Collected data:
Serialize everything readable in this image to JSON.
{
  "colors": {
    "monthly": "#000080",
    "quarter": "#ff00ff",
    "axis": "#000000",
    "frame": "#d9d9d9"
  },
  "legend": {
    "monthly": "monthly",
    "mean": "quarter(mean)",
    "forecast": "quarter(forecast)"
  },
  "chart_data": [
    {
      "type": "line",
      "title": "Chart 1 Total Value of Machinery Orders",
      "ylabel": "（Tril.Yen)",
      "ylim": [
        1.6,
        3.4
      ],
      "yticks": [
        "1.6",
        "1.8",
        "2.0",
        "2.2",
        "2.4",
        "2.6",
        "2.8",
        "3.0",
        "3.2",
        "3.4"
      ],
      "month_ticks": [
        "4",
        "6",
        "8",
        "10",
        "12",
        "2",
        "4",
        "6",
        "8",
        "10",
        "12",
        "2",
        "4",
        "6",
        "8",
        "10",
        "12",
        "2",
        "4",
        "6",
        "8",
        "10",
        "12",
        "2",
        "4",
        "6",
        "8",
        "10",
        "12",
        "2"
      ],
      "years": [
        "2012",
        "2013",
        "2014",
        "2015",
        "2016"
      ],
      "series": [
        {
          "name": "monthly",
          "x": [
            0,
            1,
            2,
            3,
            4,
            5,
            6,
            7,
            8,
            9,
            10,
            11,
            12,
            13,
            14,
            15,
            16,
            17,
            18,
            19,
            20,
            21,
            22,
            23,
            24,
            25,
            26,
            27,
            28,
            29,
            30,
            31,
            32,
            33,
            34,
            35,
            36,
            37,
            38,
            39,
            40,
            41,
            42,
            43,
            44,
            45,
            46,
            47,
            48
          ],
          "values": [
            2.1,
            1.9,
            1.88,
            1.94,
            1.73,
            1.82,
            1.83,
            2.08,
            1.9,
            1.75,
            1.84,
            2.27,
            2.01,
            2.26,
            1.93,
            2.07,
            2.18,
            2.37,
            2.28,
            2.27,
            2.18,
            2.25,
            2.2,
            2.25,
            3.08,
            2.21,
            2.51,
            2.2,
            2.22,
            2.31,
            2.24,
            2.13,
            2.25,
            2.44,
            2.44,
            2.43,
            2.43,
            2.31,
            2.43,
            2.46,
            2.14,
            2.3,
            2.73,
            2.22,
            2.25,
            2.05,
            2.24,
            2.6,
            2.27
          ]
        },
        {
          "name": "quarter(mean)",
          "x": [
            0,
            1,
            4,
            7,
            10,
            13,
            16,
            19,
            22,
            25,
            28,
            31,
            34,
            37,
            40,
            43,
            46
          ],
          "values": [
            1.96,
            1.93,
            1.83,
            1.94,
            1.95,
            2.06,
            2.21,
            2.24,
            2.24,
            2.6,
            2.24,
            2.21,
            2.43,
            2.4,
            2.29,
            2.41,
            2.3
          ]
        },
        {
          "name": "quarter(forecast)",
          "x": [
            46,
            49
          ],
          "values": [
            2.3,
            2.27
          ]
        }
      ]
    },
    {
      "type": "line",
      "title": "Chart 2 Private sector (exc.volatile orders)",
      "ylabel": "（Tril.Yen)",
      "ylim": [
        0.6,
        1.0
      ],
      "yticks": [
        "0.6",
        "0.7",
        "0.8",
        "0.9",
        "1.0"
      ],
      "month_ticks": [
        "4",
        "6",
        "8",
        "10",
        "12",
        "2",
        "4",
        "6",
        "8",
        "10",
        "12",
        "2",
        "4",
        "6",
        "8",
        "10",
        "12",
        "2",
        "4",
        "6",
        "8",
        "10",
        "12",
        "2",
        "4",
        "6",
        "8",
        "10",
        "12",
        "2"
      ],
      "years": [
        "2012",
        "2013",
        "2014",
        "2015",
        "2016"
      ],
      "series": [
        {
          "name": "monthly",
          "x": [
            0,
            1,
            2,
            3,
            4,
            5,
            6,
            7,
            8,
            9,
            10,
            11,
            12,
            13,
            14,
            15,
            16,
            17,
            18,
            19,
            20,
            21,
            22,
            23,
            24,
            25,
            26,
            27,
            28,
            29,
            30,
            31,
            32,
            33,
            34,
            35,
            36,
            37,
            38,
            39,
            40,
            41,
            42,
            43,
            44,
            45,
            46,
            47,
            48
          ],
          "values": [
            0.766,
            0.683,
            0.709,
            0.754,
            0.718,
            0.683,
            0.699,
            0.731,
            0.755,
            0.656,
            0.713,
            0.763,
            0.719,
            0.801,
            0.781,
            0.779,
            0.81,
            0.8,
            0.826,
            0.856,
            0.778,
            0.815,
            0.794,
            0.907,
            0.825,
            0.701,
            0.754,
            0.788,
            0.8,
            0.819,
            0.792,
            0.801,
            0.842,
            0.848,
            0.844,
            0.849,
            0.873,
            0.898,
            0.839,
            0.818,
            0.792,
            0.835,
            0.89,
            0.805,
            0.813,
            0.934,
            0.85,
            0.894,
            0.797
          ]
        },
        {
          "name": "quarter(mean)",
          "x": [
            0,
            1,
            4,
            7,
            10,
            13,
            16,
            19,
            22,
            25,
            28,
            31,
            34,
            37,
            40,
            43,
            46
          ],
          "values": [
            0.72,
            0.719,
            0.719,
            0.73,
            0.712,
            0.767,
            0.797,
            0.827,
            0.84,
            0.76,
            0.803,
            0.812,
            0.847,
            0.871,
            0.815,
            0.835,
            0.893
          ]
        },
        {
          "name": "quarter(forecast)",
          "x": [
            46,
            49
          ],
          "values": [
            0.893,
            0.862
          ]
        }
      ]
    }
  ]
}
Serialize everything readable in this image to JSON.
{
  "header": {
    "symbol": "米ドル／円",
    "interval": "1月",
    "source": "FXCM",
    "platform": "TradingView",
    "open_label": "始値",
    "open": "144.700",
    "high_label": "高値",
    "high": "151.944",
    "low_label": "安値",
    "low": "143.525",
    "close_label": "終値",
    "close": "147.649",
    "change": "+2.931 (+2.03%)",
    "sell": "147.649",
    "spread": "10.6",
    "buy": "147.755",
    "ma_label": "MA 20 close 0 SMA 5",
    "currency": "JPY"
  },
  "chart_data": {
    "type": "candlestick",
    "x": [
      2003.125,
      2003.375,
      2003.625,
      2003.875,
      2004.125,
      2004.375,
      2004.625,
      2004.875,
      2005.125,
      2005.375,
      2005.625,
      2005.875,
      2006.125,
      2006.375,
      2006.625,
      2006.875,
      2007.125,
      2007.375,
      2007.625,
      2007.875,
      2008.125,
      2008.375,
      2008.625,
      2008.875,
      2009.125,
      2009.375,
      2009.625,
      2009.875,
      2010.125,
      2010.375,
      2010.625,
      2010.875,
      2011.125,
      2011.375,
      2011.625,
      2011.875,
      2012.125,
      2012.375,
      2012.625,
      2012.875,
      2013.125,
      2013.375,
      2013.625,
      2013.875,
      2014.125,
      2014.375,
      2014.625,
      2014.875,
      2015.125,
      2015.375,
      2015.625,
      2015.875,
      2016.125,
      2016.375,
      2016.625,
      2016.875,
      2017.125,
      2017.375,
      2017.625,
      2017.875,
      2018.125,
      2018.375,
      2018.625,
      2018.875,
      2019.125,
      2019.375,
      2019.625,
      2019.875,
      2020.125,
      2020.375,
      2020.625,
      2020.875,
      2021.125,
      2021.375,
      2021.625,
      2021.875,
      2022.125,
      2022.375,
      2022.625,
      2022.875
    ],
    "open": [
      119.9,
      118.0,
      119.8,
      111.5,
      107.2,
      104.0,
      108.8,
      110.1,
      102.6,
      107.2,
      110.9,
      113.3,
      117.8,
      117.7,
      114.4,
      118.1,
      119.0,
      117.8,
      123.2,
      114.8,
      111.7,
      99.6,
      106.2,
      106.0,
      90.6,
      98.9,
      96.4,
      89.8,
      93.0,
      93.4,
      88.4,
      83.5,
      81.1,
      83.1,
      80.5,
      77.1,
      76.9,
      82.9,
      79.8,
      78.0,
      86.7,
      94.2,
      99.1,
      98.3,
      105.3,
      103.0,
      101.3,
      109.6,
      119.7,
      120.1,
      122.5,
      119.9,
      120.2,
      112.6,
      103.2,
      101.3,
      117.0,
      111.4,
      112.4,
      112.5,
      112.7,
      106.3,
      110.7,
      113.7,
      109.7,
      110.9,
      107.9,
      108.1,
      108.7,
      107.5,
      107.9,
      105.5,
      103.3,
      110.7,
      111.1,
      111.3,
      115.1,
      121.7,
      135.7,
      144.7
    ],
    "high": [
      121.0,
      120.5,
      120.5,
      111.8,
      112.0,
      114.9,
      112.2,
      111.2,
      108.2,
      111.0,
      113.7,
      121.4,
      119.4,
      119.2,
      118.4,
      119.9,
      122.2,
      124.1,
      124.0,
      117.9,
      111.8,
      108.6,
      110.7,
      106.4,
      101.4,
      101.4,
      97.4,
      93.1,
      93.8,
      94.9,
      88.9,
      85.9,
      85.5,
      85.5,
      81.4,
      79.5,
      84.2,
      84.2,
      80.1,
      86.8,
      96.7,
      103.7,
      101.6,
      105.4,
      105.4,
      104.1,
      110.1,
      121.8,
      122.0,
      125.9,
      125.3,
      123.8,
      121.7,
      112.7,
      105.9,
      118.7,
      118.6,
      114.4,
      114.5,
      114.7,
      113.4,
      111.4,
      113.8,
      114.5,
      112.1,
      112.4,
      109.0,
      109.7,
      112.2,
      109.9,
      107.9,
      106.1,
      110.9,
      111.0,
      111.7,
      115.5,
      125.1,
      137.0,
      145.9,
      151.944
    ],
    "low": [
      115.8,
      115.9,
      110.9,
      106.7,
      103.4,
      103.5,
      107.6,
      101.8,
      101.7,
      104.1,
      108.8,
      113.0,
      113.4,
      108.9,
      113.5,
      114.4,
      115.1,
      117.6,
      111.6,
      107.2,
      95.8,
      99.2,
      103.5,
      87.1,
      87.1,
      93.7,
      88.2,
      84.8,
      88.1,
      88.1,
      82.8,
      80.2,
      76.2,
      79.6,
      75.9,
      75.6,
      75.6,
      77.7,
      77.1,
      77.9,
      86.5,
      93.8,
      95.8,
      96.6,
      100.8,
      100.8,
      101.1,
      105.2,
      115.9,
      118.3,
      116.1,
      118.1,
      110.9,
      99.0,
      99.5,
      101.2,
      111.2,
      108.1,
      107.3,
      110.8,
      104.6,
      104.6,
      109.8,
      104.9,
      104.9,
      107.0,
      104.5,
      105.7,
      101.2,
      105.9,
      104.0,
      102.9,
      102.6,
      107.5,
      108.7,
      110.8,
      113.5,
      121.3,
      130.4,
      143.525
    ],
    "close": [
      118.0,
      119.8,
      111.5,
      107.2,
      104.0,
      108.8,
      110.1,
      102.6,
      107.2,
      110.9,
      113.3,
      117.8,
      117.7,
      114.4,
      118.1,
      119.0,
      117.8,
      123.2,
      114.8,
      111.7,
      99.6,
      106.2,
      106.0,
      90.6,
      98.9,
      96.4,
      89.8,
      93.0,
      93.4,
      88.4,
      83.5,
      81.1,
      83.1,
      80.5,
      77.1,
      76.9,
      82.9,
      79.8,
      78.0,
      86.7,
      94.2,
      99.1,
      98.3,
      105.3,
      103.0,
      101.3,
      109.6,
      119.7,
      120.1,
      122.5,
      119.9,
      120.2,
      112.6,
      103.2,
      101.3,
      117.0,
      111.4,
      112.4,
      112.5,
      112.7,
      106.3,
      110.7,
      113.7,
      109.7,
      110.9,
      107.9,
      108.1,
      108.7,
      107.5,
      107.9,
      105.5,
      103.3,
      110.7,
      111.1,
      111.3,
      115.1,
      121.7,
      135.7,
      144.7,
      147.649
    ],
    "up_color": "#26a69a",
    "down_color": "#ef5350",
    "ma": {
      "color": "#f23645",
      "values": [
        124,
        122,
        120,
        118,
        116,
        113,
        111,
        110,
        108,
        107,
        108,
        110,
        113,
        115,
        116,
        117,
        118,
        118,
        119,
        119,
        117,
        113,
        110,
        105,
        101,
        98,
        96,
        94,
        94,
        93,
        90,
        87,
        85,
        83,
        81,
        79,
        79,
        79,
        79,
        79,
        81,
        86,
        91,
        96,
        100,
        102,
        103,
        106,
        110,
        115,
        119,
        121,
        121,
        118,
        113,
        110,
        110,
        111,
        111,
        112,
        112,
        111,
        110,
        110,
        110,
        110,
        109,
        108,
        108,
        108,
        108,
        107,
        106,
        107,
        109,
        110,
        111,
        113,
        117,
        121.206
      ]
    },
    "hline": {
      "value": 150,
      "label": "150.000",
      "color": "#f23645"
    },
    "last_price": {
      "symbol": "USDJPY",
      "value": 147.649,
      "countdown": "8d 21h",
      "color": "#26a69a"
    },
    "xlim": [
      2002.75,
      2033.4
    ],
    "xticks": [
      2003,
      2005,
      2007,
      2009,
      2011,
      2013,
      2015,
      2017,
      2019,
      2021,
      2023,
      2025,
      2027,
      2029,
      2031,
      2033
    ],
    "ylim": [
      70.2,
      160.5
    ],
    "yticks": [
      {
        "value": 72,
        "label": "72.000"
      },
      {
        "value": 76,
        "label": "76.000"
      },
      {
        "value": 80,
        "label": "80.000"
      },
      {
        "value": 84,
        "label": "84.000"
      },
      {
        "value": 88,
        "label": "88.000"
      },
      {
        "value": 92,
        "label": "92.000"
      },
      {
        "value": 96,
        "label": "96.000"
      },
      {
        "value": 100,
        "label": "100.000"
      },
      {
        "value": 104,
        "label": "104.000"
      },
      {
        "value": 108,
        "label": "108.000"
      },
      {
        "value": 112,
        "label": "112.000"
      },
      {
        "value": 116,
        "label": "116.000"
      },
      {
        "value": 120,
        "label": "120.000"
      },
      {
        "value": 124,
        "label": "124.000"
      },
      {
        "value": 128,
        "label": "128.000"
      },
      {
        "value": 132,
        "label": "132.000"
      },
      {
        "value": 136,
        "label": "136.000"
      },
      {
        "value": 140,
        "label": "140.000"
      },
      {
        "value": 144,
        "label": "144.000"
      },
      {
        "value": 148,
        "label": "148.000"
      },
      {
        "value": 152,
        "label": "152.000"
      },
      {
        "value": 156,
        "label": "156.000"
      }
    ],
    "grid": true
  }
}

Exercise requirements:
Each line above that includes "monthly" should be shown.

Exercise output:
    "monthly": "#000080",
    "monthly": "monthly",
          "name": "monthly",
          "name": "monthly",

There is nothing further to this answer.